_WHAT IS ASKED_
Below is a block of records. Copy every line in it that contains the word "meet".

_TASK INPUT_
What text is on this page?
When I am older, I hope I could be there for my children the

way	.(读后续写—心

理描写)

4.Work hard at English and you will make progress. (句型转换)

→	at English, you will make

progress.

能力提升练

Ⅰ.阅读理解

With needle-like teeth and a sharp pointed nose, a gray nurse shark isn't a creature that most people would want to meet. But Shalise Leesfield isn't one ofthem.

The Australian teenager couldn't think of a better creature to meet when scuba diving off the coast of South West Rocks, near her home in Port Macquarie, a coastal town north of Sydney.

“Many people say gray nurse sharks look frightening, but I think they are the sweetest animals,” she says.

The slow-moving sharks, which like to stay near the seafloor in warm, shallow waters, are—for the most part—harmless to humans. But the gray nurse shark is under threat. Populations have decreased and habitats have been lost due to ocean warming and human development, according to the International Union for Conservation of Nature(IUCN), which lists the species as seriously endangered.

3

_THE RESULT_
With needle-like teeth and a sharp pointed nose, a gray nurse shark isn't a creature that most people would want to meet. But Shalise Leesfield isn't one ofthem.
The Australian teenager couldn't think of a better creature to meet when scuba diving off the coast of South West Rocks, near her home in Port Macquarie, a coastal town north of Sydney.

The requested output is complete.